#### EXERCISE DIRECTIONS
Put the entries in the stretch from the line containing "refresh-button[interactable] [44, 42, 68, 66]" through the line containing "search-button[interactable] [788, 84, 810, 108]" into a JSON list of strings, one string per line and leaving out blank lines.

#### SUPPLIED MATERIAL
============================================================
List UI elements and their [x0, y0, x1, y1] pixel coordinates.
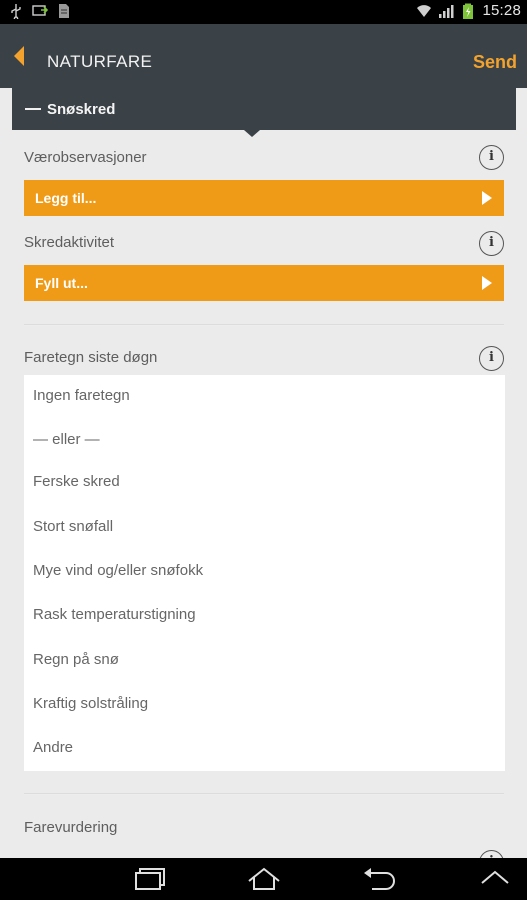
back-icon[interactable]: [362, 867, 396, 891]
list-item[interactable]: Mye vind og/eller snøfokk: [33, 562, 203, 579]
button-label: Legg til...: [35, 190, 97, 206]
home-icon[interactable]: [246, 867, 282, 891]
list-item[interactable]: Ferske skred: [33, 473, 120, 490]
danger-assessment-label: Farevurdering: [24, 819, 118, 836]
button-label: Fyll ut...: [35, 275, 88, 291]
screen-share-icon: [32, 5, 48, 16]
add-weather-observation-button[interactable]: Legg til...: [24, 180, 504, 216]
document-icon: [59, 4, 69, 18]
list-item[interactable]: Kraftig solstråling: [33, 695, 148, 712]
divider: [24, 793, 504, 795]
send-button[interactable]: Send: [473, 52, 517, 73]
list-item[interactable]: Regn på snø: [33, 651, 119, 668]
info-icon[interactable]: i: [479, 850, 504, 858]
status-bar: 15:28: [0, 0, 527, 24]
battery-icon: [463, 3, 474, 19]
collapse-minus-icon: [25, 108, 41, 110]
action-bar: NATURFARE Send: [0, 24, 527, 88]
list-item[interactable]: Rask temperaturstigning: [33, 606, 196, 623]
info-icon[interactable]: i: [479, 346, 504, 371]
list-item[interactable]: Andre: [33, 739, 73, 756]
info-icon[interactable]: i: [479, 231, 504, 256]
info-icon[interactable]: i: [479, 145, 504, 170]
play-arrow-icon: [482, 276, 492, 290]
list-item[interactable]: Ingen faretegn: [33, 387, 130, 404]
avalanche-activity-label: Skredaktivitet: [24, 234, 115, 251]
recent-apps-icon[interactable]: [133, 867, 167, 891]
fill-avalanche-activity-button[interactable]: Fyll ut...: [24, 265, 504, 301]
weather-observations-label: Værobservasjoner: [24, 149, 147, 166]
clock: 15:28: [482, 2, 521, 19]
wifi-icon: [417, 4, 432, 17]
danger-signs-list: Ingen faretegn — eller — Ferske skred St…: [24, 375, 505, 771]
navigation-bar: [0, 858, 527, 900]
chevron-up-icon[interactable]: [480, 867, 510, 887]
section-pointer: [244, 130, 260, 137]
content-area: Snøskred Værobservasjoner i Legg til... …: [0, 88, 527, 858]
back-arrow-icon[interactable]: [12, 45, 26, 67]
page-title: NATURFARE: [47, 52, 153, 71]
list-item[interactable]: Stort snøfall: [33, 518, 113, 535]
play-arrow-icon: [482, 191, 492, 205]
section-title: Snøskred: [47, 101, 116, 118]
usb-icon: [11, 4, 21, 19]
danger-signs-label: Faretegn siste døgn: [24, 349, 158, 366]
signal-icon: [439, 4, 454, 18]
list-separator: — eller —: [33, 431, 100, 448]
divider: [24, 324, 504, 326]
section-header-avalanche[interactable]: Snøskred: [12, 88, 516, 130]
============================================================
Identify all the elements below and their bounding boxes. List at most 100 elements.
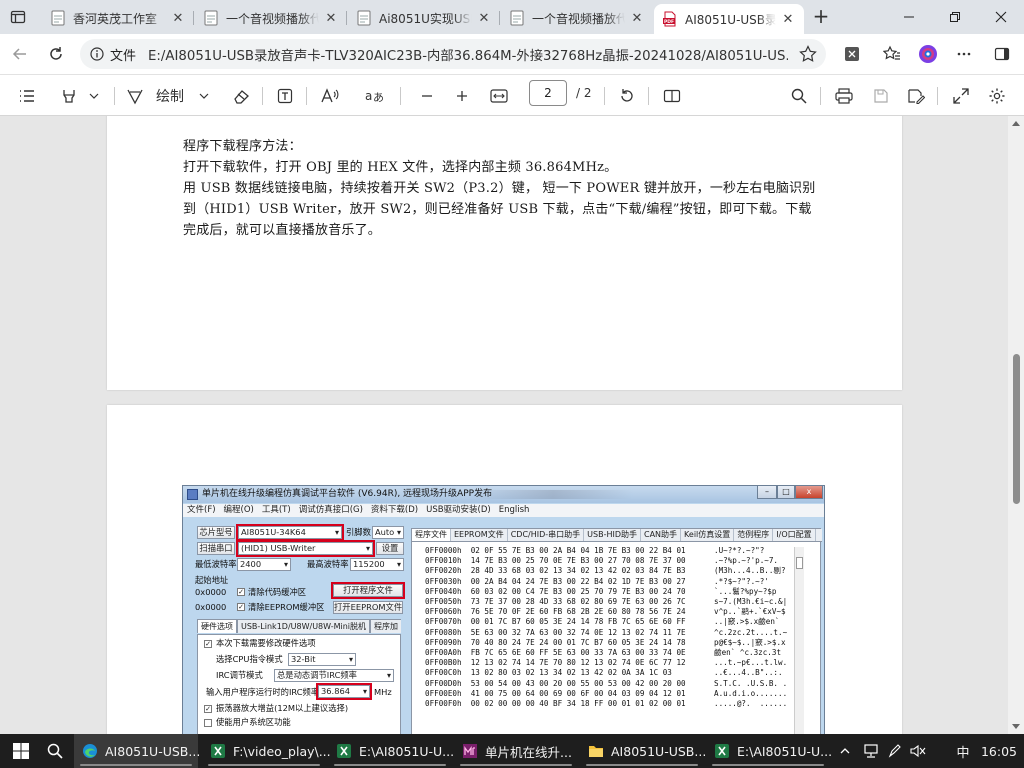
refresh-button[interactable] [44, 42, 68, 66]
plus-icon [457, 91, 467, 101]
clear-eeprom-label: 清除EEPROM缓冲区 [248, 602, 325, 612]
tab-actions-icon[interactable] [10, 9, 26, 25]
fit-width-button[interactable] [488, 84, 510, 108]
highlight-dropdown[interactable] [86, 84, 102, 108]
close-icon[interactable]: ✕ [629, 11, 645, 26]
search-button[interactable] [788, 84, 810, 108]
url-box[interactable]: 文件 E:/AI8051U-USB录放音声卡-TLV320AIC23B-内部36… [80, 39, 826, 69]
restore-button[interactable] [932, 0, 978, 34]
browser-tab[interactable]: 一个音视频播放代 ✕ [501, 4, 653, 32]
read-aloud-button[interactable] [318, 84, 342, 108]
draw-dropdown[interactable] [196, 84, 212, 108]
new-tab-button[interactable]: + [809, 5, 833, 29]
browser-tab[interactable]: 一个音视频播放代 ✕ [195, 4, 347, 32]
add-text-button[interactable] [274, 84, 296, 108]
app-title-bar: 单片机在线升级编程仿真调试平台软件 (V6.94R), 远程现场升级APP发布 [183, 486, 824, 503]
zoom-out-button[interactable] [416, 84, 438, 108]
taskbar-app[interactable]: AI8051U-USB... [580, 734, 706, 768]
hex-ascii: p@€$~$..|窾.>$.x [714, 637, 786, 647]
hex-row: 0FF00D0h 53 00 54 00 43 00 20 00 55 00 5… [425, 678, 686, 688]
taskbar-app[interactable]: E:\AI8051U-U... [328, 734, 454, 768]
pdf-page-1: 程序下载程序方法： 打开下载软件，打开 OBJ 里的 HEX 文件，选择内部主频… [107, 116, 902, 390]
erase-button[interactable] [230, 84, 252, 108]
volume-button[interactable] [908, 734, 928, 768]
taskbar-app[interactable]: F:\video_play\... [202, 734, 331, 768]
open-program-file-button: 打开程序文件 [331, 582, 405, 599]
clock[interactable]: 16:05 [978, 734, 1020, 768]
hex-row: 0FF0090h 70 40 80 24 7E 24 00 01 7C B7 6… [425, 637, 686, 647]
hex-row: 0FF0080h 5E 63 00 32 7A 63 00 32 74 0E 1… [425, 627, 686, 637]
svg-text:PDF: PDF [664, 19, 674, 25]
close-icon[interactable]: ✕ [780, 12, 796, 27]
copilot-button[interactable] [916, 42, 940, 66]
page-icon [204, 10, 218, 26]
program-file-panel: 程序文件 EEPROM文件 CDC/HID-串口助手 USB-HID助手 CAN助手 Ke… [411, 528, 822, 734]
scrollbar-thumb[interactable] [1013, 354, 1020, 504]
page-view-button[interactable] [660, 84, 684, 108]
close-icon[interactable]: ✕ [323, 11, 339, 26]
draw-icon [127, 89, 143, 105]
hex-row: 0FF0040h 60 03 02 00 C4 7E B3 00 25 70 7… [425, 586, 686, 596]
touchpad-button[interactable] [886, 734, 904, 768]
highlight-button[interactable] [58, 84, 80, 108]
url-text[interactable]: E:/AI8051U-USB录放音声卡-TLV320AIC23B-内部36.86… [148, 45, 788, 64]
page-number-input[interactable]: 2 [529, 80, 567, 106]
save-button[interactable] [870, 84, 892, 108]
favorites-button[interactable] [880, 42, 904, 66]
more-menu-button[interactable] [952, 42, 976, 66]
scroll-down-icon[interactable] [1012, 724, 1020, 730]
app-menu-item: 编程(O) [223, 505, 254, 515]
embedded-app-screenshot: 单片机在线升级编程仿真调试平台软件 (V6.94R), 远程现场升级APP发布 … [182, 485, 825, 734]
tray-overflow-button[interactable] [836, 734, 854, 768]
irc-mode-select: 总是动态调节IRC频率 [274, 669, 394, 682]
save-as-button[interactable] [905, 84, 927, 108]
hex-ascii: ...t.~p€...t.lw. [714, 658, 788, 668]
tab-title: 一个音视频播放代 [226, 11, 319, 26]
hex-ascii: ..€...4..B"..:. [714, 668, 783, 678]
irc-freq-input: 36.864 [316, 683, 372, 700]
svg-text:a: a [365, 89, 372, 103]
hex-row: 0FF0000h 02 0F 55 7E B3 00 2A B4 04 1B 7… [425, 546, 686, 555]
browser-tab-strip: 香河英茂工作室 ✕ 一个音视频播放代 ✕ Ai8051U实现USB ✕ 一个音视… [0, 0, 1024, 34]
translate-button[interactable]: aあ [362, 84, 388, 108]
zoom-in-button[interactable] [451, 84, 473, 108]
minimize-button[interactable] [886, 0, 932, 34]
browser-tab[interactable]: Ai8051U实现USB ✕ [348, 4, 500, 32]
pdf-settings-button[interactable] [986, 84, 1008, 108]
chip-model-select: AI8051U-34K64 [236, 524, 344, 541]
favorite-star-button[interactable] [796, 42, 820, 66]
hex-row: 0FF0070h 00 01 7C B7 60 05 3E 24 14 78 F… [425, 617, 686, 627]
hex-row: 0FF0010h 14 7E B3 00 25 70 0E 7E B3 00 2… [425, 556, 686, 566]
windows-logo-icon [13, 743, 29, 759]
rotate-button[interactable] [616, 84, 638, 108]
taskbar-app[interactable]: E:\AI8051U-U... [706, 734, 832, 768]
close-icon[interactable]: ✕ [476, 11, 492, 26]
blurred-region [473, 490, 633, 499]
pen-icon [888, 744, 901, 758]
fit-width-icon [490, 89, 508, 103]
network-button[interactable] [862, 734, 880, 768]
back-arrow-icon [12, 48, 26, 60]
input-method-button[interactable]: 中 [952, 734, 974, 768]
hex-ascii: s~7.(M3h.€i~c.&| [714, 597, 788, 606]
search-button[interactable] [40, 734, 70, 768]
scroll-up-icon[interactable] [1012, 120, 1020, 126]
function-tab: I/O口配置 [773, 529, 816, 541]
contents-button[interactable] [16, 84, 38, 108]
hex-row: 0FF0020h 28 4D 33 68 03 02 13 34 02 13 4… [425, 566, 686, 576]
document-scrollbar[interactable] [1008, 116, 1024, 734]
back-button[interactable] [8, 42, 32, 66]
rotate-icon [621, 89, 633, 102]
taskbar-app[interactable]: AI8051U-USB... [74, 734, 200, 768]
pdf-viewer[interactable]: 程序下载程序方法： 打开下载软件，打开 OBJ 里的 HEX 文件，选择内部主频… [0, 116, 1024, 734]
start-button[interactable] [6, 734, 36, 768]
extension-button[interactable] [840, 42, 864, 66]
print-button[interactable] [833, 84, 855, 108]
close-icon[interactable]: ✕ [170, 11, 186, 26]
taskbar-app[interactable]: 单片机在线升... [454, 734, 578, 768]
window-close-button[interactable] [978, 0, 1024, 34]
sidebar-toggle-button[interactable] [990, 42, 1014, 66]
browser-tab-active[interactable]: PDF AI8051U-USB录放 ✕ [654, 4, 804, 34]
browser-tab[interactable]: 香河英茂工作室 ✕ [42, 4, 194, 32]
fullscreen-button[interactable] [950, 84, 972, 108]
============================================================
#### EXERCISE RESPONSE
[
  "refresh-button[interactable] [44, 42, 68, 66]",
  "plus-icon [457, 91, 467, 101]",
  "clear-eeprom-label: 清除EEPROM缓冲区 [248, 602, 325, 612]",
  "tab-actions-icon[interactable] [10, 9, 26, 25]",
  "fit-width-button[interactable] [488, 84, 510, 108]",
  "highlight-dropdown[interactable] [86, 84, 102, 108]",
  "close-icon[interactable]: ✕ [629, 11, 645, 26]",
  "search-button[interactable] [788, 84, 810, 108]"
]